Write down each entry again, exactly as it reads.
>>>>>
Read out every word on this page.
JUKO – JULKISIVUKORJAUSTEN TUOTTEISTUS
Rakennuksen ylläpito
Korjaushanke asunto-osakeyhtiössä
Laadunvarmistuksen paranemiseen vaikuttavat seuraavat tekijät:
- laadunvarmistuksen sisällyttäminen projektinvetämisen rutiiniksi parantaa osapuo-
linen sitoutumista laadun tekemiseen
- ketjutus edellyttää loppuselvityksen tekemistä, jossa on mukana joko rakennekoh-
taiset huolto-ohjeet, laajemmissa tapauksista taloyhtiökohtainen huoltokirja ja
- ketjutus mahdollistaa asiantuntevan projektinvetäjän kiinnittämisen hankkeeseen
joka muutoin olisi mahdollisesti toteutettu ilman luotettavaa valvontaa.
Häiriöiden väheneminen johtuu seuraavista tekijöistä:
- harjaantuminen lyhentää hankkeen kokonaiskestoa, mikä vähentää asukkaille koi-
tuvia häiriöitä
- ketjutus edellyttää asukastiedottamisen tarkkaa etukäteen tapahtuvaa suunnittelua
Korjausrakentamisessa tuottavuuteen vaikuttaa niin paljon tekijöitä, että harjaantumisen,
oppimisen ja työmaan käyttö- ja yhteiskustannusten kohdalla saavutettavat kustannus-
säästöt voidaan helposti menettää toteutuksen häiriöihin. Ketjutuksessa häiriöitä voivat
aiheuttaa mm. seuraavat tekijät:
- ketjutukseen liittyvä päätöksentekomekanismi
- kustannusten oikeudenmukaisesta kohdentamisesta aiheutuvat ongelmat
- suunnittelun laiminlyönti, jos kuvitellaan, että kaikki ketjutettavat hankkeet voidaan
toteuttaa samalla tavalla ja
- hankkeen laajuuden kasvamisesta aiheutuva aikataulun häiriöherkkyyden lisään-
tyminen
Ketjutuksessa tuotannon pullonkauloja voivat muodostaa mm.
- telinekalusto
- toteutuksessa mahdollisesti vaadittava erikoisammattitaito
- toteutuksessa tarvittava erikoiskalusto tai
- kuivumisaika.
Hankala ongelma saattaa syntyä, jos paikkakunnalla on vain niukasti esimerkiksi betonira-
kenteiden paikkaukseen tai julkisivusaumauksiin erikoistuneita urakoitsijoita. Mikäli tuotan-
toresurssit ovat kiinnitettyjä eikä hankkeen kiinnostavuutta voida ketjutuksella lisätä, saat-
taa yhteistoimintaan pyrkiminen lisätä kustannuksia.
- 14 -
<<<<<
● **FINISHED EXERCISE**
Read out every word on this page.
JUKO – JULKISIVUKORJAUSTEN TUOTTEISTUS
Rakennuksen ylläpito
Korjaushanke asunto-osakeyhtiössä
Laadunvarmistuksen paranemiseen vaikuttavat seuraavat tekijät:
- laadunvarmistuksen sisällyttäminen projektinvetämisen rutiiniksi parantaa osapuo-
linen sitoutumista laadun tekemiseen
- ketjutus edellyttää loppuselvityksen tekemistä, jossa on mukana joko rakennekoh-
taiset huolto-ohjeet, laajemmissa tapauksista taloyhtiökohtainen huoltokirja ja
- ketjutus mahdollistaa asiantuntevan projektinvetäjän kiinnittämisen hankkeeseen
joka muutoin olisi mahdollisesti toteutettu ilman luotettavaa valvontaa.
Häiriöiden väheneminen johtuu seuraavista tekijöistä:
- harjaantuminen lyhentää hankkeen kokonaiskestoa, mikä vähentää asukkaille koi-
tuvia häiriöitä
- ketjutus edellyttää asukastiedottamisen tarkkaa etukäteen tapahtuvaa suunnittelua
Korjausrakentamisessa tuottavuuteen vaikuttaa niin paljon tekijöitä, että harjaantumisen,
oppimisen ja työmaan käyttö- ja yhteiskustannusten kohdalla saavutettavat kustannus-
säästöt voidaan helposti menettää toteutuksen häiriöihin. Ketjutuksessa häiriöitä voivat
aiheuttaa mm. seuraavat tekijät:
- ketjutukseen liittyvä päätöksentekomekanismi
- kustannusten oikeudenmukaisesta kohdentamisesta aiheutuvat ongelmat
- suunnittelun laiminlyönti, jos kuvitellaan, että kaikki ketjutettavat hankkeet voidaan
toteuttaa samalla tavalla ja
- hankkeen laajuuden kasvamisesta aiheutuva aikataulun häiriöherkkyyden lisään-
tyminen
Ketjutuksessa tuotannon pullonkauloja voivat muodostaa mm.
- telinekalusto
- toteutuksessa mahdollisesti vaadittava erikoisammattitaito
- toteutuksessa tarvittava erikoiskalusto tai
- kuivumisaika.
Hankala ongelma saattaa syntyä, jos paikkakunnalla on vain niukasti esimerkiksi betonira-
kenteiden paikkaukseen tai julkisivusaumauksiin erikoistuneita urakoitsijoita. Mikäli tuotan-
toresurssit ovat kiinnitettyjä eikä hankkeen kiinnostavuutta voida ketjutuksella lisätä, saat-
taa yhteistoimintaan pyrkiminen lisätä kustannuksia.
- 14 -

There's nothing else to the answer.